Give the entries back exactly, dropping each image.

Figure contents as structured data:
▬▬▬▬▬▬

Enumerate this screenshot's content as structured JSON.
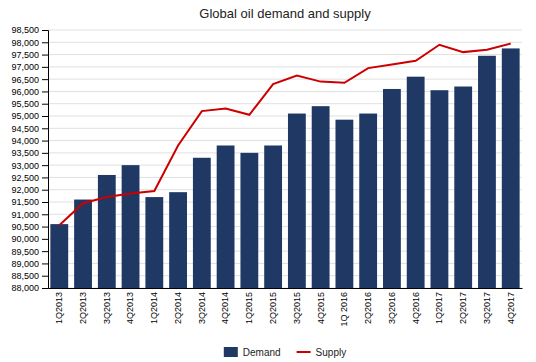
{
  "chart_data": {
    "type": "bar",
    "title": "Global oil demand and supply",
    "categories": [
      "1Q2013",
      "2Q2013",
      "3Q2013",
      "4Q2013",
      "1Q2014",
      "2Q2014",
      "3Q2014",
      "4Q2014",
      "1Q2015",
      "2Q2015",
      "3Q2015",
      "4Q2015",
      "1Q 2016",
      "2Q2016",
      "3Q2016",
      "4Q2016",
      "1Q2017",
      "2Q2017",
      "3Q2017",
      "4Q2017"
    ],
    "series": [
      {
        "name": "Demand",
        "type": "bar",
        "color": "#1F3864",
        "values": [
          90600,
          91600,
          92600,
          93000,
          91700,
          91900,
          93300,
          93800,
          93500,
          93800,
          95100,
          95400,
          94850,
          95100,
          96100,
          96600,
          96050,
          96200,
          97450,
          97750
        ]
      },
      {
        "name": "Supply",
        "type": "line",
        "color": "#CC0000",
        "values": [
          90550,
          91450,
          91700,
          91850,
          91950,
          93800,
          95200,
          95300,
          95050,
          96300,
          96650,
          96400,
          96350,
          96950,
          97100,
          97250,
          97900,
          97600,
          97700,
          97950
        ]
      }
    ],
    "ylim": [
      88000,
      98500
    ],
    "yticks": [
      {
        "value": 88000,
        "label": "88,000"
      },
      {
        "value": 88500,
        "label": "88,500"
      },
      {
        "value": 89000,
        "label": "89,000"
      },
      {
        "value": 89500,
        "label": "89,500"
      },
      {
        "value": 90000,
        "label": "90,000"
      },
      {
        "value": 90500,
        "label": "90,500"
      },
      {
        "value": 91000,
        "label": "91,000"
      },
      {
        "value": 91500,
        "label": "91,500"
      },
      {
        "value": 92000,
        "label": "92,000"
      },
      {
        "value": 92500,
        "label": "92,500"
      },
      {
        "value": 93000,
        "label": "93,000"
      },
      {
        "value": 93500,
        "label": "93,500"
      },
      {
        "value": 94000,
        "label": "94,000"
      },
      {
        "value": 94500,
        "label": "94,500"
      },
      {
        "value": 95000,
        "label": "95,000"
      },
      {
        "value": 95500,
        "label": "95,500"
      },
      {
        "value": 96000,
        "label": "96,000"
      },
      {
        "value": 96500,
        "label": "96,500"
      },
      {
        "value": 97000,
        "label": "97,000"
      },
      {
        "value": 97500,
        "label": "97,500"
      },
      {
        "value": 98000,
        "label": "98,000"
      },
      {
        "value": 98500,
        "label": "98,500"
      }
    ],
    "grid": true,
    "legend": "bottom"
  }
}
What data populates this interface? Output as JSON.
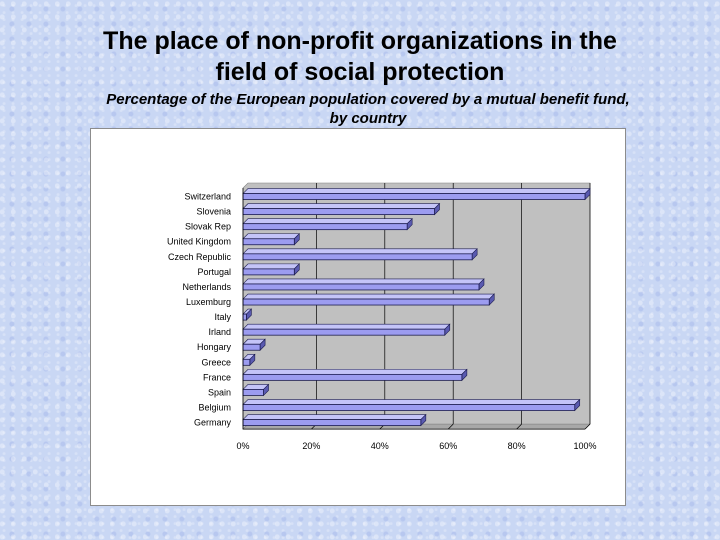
{
  "slide": {
    "title_line1": "The place of non-profit organizations in the",
    "title_line2": "field of social protection",
    "subtitle_line1": "Percentage of the European population covered by a mutual benefit fund,",
    "subtitle_line2": "by country"
  },
  "colors": {
    "bar_fill": "#9c9cf0",
    "bar_outline": "#1c1c50",
    "plot_background": "#c0c0c0",
    "panel_background": "#ffffff"
  },
  "chart_data": {
    "type": "bar",
    "orientation": "horizontal",
    "three_d": true,
    "categories": [
      "Switzerland",
      "Slovenia",
      "Slovak Rep",
      "United Kingdom",
      "Czech Republic",
      "Portugal",
      "Netherlands",
      "Luxemburg",
      "Italy",
      "Irland",
      "Hongary",
      "Greece",
      "France",
      "Spain",
      "Belgium",
      "Germany"
    ],
    "values": [
      100,
      56,
      48,
      15,
      67,
      15,
      69,
      72,
      1,
      59,
      5,
      2,
      64,
      6,
      97,
      52
    ],
    "xlim": [
      0,
      100
    ],
    "x_ticks": [
      "0%",
      "20%",
      "40%",
      "60%",
      "80%",
      "100%"
    ],
    "gridlines": "vertical",
    "legend": "none"
  }
}
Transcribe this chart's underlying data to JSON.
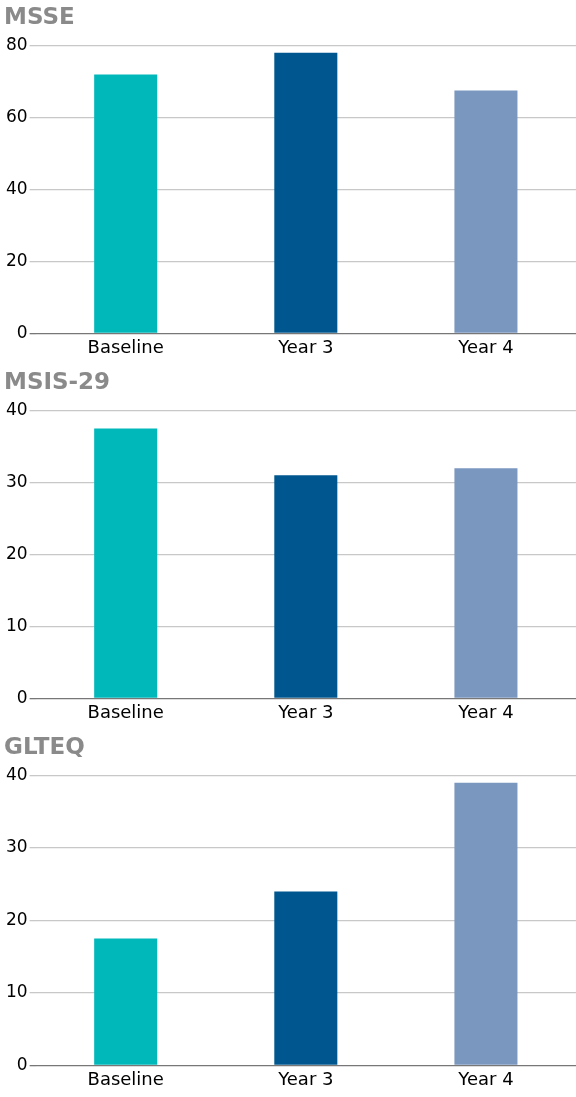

▬▬▬▬▬▬

#### [Solution below]
Enumerate this screenshot's content as structured JSON.
{
  "chart_data": {
    "type": "bar",
    "title": "Global oil demand and supply",
    "categories": [
      "1Q2013",
      "2Q2013",
      "3Q2013",
      "4Q2013",
      "1Q2014",
      "2Q2014",
      "3Q2014",
      "4Q2014",
      "1Q2015",
      "2Q2015",
      "3Q2015",
      "4Q2015",
      "1Q 2016",
      "2Q2016",
      "3Q2016",
      "4Q2016",
      "1Q2017",
      "2Q2017",
      "3Q2017",
      "4Q2017"
    ],
    "series": [
      {
        "name": "Demand",
        "type": "bar",
        "color": "#1F3864",
        "values": [
          90600,
          91600,
          92600,
          93000,
          91700,
          91900,
          93300,
          93800,
          93500,
          93800,
          95100,
          95400,
          94850,
          95100,
          96100,
          96600,
          96050,
          96200,
          97450,
          97750
        ]
      },
      {
        "name": "Supply",
        "type": "line",
        "color": "#CC0000",
        "values": [
          90550,
          91450,
          91700,
          91850,
          91950,
          93800,
          95200,
          95300,
          95050,
          96300,
          96650,
          96400,
          96350,
          96950,
          97100,
          97250,
          97900,
          97600,
          97700,
          97950
        ]
      }
    ],
    "ylim": [
      88000,
      98500
    ],
    "yticks": [
      {
        "value": 88000,
        "label": "88,000"
      },
      {
        "value": 88500,
        "label": "88,500"
      },
      {
        "value": 89000,
        "label": "89,000"
      },
      {
        "value": 89500,
        "label": "89,500"
      },
      {
        "value": 90000,
        "label": "90,000"
      },
      {
        "value": 90500,
        "label": "90,500"
      },
      {
        "value": 91000,
        "label": "91,000"
      },
      {
        "value": 91500,
        "label": "91,500"
      },
      {
        "value": 92000,
        "label": "92,000"
      },
      {
        "value": 92500,
        "label": "92,500"
      },
      {
        "value": 93000,
        "label": "93,000"
      },
      {
        "value": 93500,
        "label": "93,500"
      },
      {
        "value": 94000,
        "label": "94,000"
      },
      {
        "value": 94500,
        "label": "94,500"
      },
      {
        "value": 95000,
        "label": "95,000"
      },
      {
        "value": 95500,
        "label": "95,500"
      },
      {
        "value": 96000,
        "label": "96,000"
      },
      {
        "value": 96500,
        "label": "96,500"
      },
      {
        "value": 97000,
        "label": "97,000"
      },
      {
        "value": 97500,
        "label": "97,500"
      },
      {
        "value": 98000,
        "label": "98,000"
      },
      {
        "value": 98500,
        "label": "98,500"
      }
    ],
    "grid": true,
    "legend": "bottom"
  }
}
What data populates this interface? Output as JSON.
{
  "slide": {
    "title_line1": "The place of non-profit organizations in the",
    "title_line2": "field of social protection",
    "subtitle_line1": "Percentage of the European population covered by a mutual benefit fund,",
    "subtitle_line2": "by country"
  },
  "colors": {
    "bar_fill": "#9c9cf0",
    "bar_outline": "#1c1c50",
    "plot_background": "#c0c0c0",
    "panel_background": "#ffffff"
  },
  "chart_data": {
    "type": "bar",
    "orientation": "horizontal",
    "three_d": true,
    "categories": [
      "Switzerland",
      "Slovenia",
      "Slovak Rep",
      "United Kingdom",
      "Czech Republic",
      "Portugal",
      "Netherlands",
      "Luxemburg",
      "Italy",
      "Irland",
      "Hongary",
      "Greece",
      "France",
      "Spain",
      "Belgium",
      "Germany"
    ],
    "values": [
      100,
      56,
      48,
      15,
      67,
      15,
      69,
      72,
      1,
      59,
      5,
      2,
      64,
      6,
      97,
      52
    ],
    "xlim": [
      0,
      100
    ],
    "x_ticks": [
      "0%",
      "20%",
      "40%",
      "60%",
      "80%",
      "100%"
    ],
    "gridlines": "vertical",
    "legend": "none"
  }
}
Transcribe this chart's underlying data to JSON.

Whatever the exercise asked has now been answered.